+++ Task inputs
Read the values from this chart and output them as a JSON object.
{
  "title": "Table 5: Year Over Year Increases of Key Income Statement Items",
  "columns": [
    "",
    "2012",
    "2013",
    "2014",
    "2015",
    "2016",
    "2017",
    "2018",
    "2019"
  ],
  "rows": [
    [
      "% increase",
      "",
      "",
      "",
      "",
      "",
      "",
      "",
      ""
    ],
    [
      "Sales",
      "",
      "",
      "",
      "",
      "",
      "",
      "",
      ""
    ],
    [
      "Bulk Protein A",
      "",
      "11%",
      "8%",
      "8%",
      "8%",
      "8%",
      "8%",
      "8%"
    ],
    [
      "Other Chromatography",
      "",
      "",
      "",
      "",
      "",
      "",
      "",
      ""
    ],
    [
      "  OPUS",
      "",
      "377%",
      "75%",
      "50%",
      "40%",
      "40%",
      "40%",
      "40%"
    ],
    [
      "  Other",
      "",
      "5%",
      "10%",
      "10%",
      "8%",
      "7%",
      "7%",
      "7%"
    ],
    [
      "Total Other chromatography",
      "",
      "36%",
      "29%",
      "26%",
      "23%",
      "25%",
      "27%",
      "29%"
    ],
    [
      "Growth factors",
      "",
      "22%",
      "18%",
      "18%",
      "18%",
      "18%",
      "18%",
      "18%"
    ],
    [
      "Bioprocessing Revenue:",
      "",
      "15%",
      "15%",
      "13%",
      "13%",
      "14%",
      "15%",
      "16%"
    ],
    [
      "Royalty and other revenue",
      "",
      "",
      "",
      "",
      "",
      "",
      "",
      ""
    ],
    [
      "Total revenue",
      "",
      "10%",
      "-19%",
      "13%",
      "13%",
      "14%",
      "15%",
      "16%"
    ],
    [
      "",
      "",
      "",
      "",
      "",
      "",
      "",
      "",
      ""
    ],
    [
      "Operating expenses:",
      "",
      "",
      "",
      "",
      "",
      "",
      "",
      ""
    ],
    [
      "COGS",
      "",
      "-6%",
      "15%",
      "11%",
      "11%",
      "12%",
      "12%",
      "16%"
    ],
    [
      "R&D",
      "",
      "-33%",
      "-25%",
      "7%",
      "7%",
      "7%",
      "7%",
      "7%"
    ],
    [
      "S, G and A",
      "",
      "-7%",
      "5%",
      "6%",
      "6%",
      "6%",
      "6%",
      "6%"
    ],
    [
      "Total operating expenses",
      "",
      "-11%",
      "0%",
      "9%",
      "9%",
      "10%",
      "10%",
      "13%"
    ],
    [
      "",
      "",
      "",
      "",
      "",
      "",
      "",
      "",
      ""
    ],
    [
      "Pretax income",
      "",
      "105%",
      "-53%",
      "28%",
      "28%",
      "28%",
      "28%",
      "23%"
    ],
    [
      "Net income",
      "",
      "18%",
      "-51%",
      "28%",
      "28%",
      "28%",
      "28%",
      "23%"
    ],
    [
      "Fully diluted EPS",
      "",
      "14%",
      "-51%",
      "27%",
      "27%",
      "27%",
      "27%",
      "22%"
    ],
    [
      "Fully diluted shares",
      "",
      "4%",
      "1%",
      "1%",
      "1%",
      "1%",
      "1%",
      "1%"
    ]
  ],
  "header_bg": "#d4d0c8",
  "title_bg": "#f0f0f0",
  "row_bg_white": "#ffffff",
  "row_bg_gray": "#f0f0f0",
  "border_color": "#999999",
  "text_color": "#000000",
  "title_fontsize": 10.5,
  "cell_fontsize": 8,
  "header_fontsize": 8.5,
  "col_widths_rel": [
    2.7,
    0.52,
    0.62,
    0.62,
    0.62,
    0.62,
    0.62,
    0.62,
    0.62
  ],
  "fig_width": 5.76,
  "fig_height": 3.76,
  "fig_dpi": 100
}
++++++
After reading through the records, count the lines that hold the string "expenses" and give only the count.

- _Response below_
2